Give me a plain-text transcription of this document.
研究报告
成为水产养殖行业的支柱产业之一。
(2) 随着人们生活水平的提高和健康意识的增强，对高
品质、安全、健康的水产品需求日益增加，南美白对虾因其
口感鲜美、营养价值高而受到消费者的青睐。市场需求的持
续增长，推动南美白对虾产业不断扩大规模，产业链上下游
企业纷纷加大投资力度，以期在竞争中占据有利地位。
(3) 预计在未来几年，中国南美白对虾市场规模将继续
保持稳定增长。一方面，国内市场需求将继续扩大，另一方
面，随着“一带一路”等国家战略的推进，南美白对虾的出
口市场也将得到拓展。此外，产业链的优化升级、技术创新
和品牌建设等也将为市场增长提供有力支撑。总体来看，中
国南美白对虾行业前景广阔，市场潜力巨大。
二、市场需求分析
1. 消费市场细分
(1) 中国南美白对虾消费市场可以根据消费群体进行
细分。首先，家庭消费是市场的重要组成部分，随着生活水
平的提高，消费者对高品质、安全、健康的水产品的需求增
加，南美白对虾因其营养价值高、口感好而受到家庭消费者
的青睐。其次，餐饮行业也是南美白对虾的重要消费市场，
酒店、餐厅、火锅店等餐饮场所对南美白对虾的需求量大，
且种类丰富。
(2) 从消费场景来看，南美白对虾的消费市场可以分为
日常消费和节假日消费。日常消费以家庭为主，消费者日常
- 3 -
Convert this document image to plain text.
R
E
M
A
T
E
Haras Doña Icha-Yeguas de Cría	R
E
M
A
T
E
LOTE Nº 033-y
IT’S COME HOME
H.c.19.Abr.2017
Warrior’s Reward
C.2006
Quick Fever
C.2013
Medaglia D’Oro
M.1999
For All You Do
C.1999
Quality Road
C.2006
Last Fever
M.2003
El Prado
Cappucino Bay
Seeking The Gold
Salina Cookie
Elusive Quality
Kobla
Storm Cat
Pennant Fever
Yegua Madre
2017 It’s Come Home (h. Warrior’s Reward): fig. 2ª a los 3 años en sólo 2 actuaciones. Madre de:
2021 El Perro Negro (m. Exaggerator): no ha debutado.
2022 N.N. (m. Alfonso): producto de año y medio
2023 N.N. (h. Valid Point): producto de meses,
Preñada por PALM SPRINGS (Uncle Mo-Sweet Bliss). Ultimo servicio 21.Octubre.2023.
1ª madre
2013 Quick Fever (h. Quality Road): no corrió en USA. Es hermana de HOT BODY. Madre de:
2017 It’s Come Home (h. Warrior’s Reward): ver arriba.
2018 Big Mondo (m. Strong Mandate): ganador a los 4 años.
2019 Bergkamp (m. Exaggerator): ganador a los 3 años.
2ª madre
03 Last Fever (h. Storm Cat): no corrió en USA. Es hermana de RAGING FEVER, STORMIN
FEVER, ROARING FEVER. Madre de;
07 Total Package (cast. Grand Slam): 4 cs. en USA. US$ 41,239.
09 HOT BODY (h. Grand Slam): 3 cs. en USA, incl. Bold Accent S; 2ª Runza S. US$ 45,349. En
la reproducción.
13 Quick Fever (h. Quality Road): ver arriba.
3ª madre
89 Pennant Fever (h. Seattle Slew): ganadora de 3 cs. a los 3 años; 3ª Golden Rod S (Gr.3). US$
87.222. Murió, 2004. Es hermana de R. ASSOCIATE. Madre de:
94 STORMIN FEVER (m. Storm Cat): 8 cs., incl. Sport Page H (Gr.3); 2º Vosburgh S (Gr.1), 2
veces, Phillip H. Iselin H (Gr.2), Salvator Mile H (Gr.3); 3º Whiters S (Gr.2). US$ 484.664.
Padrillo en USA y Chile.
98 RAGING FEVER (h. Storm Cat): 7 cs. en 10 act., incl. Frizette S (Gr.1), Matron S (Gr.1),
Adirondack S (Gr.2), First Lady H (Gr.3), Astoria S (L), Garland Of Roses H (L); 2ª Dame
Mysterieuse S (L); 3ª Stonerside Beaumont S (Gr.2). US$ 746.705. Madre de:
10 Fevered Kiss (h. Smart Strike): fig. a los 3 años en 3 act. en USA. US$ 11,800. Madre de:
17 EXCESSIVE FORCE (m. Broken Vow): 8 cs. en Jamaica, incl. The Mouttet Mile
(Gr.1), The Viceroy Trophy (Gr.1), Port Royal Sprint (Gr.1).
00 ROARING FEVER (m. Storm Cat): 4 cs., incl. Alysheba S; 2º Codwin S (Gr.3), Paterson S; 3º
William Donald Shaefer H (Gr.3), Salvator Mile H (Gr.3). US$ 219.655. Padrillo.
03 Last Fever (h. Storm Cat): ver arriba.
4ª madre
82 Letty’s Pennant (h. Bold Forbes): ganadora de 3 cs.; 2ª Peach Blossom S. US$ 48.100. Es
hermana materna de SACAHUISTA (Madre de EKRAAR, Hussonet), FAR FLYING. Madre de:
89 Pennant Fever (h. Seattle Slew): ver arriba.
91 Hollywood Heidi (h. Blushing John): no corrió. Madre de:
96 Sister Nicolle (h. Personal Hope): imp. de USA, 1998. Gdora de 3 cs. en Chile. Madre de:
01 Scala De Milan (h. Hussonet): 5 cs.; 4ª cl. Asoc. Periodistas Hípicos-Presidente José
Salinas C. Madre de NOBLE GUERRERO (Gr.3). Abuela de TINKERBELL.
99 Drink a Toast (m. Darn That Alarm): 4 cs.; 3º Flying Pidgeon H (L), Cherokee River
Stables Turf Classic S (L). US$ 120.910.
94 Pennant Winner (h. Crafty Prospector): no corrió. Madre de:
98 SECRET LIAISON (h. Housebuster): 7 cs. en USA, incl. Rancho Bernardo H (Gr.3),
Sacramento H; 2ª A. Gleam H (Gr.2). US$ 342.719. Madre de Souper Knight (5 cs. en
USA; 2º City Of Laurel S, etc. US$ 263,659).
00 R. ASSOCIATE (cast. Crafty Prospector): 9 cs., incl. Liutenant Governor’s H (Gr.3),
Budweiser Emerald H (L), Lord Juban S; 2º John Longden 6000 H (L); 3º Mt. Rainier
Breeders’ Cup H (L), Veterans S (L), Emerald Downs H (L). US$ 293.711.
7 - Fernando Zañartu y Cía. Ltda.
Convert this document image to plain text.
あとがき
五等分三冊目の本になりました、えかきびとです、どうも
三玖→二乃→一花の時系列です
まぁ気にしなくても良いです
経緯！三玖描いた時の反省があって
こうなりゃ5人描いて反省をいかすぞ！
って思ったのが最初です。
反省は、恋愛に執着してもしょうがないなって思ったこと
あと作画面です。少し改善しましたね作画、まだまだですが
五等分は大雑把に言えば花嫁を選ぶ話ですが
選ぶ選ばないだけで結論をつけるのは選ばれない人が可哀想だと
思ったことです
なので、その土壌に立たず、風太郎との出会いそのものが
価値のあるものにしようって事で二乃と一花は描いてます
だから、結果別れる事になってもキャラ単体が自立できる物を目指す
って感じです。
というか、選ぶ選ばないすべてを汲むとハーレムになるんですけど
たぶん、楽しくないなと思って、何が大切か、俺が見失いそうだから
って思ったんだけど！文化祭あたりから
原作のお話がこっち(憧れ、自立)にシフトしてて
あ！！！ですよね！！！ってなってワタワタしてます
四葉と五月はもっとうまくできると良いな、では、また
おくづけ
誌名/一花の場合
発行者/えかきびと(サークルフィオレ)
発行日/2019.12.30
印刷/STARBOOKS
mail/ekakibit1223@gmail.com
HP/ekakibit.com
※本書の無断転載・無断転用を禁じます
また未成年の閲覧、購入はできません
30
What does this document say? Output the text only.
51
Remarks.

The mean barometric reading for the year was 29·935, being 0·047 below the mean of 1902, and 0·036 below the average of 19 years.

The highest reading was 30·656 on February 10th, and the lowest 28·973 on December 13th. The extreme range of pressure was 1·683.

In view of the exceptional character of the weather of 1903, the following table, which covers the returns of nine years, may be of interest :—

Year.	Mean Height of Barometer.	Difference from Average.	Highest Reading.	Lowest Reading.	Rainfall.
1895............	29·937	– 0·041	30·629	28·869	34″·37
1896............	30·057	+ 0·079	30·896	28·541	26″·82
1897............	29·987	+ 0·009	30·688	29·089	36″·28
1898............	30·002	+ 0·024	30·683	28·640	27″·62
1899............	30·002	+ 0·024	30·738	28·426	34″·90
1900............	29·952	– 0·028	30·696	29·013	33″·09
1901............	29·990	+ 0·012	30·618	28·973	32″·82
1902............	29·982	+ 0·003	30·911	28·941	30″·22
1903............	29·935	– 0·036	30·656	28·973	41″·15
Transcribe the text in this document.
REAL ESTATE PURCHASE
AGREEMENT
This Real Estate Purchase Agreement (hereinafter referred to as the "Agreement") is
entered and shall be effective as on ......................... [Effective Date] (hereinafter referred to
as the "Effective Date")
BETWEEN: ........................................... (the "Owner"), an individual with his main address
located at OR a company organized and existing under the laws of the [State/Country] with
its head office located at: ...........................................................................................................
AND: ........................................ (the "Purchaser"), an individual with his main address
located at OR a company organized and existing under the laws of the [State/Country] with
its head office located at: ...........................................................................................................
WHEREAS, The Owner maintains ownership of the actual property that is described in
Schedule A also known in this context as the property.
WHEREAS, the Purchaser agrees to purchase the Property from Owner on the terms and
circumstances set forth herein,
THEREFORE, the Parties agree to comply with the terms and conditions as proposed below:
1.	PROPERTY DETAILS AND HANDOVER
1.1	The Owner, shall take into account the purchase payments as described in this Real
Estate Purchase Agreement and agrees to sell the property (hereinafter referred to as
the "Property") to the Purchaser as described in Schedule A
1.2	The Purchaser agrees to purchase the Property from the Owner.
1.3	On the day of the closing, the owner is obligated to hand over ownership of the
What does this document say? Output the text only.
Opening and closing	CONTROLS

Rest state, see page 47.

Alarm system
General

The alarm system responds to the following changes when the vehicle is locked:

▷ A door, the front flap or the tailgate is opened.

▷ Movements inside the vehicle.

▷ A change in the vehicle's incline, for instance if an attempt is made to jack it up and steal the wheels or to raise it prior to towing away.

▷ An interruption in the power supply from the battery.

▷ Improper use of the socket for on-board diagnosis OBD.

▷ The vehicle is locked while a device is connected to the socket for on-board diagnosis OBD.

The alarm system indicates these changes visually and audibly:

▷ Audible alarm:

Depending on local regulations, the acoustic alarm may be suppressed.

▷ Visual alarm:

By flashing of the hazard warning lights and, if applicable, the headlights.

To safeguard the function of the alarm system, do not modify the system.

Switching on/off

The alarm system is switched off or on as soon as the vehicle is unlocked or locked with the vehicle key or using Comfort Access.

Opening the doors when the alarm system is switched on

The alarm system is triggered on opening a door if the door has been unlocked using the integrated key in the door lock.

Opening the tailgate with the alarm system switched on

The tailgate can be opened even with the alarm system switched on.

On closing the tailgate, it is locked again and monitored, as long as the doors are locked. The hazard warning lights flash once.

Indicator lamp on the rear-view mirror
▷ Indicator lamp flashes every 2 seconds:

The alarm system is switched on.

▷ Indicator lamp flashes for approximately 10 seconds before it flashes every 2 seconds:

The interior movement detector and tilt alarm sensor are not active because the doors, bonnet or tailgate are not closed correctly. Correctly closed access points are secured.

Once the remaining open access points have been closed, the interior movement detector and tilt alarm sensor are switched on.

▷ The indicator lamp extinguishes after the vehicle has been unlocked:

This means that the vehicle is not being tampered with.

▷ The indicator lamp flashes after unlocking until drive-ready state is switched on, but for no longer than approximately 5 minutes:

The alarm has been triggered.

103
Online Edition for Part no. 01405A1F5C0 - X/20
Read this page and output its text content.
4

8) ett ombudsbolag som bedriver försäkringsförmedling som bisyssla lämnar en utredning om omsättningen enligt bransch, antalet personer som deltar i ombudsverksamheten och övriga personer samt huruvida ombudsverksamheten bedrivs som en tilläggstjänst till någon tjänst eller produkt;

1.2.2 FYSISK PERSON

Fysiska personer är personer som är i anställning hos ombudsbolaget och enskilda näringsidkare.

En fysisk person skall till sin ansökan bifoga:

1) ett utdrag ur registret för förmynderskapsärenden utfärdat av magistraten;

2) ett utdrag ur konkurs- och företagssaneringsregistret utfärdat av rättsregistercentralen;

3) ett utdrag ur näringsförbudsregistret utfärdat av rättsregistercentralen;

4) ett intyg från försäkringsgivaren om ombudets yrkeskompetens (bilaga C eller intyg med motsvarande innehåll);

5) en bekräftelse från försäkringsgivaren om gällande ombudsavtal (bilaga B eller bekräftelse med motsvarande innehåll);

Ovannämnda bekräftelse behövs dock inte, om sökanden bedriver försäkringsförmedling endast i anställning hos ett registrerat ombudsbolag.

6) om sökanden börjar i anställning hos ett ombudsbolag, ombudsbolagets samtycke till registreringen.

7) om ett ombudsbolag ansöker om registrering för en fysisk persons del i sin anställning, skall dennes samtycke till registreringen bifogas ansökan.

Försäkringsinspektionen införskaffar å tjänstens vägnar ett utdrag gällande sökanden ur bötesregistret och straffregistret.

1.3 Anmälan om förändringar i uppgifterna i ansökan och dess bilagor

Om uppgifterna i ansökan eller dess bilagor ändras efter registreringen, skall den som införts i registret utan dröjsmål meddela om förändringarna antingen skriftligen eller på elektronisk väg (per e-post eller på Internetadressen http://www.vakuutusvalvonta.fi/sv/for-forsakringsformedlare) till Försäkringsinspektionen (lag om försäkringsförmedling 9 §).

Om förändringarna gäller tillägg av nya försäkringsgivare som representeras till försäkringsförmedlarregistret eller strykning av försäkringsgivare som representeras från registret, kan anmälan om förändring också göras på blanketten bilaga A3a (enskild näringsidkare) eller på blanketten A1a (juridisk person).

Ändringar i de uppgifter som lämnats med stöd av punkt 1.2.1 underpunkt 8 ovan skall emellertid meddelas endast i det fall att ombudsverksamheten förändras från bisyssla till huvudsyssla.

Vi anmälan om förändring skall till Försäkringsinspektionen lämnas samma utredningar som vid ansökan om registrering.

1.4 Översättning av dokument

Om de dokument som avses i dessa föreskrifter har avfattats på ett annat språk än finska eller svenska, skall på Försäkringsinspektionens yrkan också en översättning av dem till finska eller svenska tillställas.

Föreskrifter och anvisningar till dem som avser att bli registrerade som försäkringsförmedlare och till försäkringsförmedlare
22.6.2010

# # # #

- **Exercise aim**
Give the count of lines in the records that contain "dokument", and no other text.

- **Exercise answer**
2